**SOURCE:**

● ● ● ●

Vibrating gyroscope

The vibrating gyroscope includes, for example, a regular triangular prism-shaped vibrating body. Piezoelectric elements are respectively formed to the three side faces of the vibrating body. An oscillation circuit is connected between two piezoelectric elements and the other piezoelectric element. Two supporting members made of metal wire are mounted to vivinity of nodal points of the vibrating body in order to support the vibrating body. Both ends of the supporting members are fixed to a supporting board. A holding portion for holding a part of the vibrating body is formed on the supporting board. The holding portion is formed by a opening or a recess. The vibrating body together with an oscillation circuit and detection circuit can be mounted on the supporting board. The opening or the recess wherein a part of the vibrating body is held can have a extended portion to enlarge exposing portion of two side faces of the vibrating body.

BACKGROUND OF THE INVENTION 
1. Field of the Invention 
The present invention is related to a vibrating gyroscope and, more 
particularly, to the type of vibrating gyroscope that can be applied for a 
navigation system providing an appropriate guidance of a vehicle by 
detecting the position of a moving body by sensing its rotational angular 
velocity, or to the type of vibrating gyroscope that can be applied for a 
damping system such as preventing device for preventing shaking of hands 
that suppresses vibration by detecting an external vibration. 
2. Description of the Prior Art 
FIG. 6 is an exploded perspective view showing an example of a conventional 
vibrating gyroscope.

● ● ● ●

**EXTRACTED ENTRIES:**
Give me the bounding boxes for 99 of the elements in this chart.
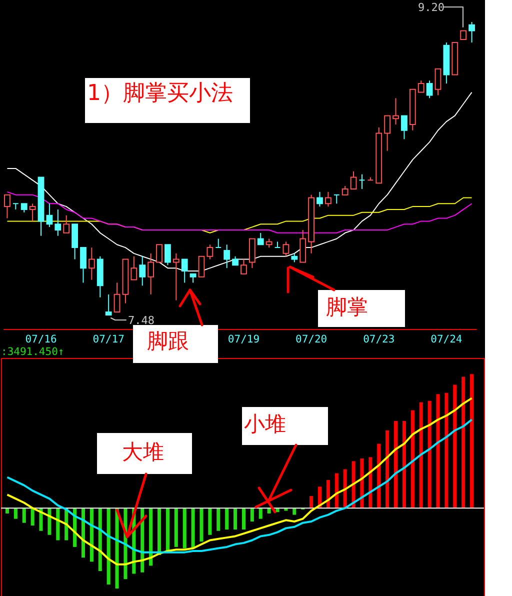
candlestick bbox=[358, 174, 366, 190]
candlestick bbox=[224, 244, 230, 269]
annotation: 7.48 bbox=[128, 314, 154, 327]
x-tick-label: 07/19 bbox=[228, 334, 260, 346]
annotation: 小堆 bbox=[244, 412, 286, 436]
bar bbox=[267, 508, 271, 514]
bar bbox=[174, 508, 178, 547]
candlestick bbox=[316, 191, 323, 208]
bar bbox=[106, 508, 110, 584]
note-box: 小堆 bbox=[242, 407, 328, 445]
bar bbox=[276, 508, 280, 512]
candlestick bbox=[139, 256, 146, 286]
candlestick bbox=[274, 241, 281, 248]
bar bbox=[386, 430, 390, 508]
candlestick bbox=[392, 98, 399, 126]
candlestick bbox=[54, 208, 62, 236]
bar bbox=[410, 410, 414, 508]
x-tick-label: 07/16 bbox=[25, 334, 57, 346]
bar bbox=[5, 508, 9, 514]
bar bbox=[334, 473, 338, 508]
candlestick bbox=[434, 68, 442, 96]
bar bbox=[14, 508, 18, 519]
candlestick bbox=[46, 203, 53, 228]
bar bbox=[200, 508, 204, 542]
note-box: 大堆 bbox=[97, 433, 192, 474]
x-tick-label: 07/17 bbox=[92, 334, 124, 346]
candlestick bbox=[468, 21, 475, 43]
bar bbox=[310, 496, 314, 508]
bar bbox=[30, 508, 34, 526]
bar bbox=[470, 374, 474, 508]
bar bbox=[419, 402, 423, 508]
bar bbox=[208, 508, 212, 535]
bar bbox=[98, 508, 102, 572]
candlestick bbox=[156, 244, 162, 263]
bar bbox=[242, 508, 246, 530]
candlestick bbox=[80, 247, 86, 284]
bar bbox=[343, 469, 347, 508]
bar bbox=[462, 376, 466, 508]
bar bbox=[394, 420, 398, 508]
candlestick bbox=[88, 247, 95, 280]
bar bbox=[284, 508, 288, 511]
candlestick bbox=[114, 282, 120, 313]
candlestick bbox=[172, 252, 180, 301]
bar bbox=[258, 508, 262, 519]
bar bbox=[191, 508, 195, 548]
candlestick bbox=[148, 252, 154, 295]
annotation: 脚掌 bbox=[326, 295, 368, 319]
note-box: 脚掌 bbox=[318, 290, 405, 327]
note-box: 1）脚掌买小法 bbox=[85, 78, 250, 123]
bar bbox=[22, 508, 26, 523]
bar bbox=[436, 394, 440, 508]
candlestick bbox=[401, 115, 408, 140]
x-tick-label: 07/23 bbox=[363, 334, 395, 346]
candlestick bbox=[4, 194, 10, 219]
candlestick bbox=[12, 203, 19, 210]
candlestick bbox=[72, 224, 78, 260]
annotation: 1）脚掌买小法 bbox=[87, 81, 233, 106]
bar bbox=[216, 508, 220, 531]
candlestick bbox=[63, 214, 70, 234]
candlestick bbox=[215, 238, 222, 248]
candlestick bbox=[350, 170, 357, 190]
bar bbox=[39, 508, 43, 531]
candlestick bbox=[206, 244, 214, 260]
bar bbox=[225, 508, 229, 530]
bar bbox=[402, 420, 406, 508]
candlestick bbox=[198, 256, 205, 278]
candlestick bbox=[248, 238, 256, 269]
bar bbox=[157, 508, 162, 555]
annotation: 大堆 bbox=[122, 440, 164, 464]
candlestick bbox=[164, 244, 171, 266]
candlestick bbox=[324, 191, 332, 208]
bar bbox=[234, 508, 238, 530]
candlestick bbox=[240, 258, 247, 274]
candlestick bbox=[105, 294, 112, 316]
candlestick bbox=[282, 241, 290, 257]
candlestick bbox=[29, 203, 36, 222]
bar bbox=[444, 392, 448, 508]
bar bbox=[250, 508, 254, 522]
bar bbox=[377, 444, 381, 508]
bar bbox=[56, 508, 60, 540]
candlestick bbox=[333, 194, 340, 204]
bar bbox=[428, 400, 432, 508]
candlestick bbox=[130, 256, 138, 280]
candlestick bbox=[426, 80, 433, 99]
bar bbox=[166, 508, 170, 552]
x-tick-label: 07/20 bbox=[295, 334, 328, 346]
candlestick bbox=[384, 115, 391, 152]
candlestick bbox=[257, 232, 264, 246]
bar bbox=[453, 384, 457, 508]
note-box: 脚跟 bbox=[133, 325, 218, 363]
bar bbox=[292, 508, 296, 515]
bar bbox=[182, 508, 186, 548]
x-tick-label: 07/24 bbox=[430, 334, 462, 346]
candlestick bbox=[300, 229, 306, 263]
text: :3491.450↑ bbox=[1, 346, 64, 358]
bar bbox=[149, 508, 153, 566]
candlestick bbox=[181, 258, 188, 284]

● ● ● ●

**PROBLEMS AND TASKS:**
1. From the vibrating gyroscope text, list every item that the first paragraph says can be mounted on the supporting board.
2. Reproduce the part of the vibrating gyroscope text between "BACKGROUND OF THE" and "an external vibration.", inclusive.
The entries have no connection to the vibrating gyroscope text.

**ANSWERS:**
1.
- Vibrating body
- Oscillation circuit
- Detection circuit

2.
BACKGROUND OF THE INVENTION 
1. Field of the Invention 
The present invention is related to a vibrating gyroscope and, more 
particularly, to the type of vibrating gyroscope that can be applied for a 
navigation system providing an appropriate guidance of a vehicle by 
detecting the position of a moving body by sensing its rotational angular 
velocity, or to the type of vibrating gyroscope that can be applied for a 
damping system such as preventing device for preventing shaking of hands 
that suppresses vibration by detecting an external vibration.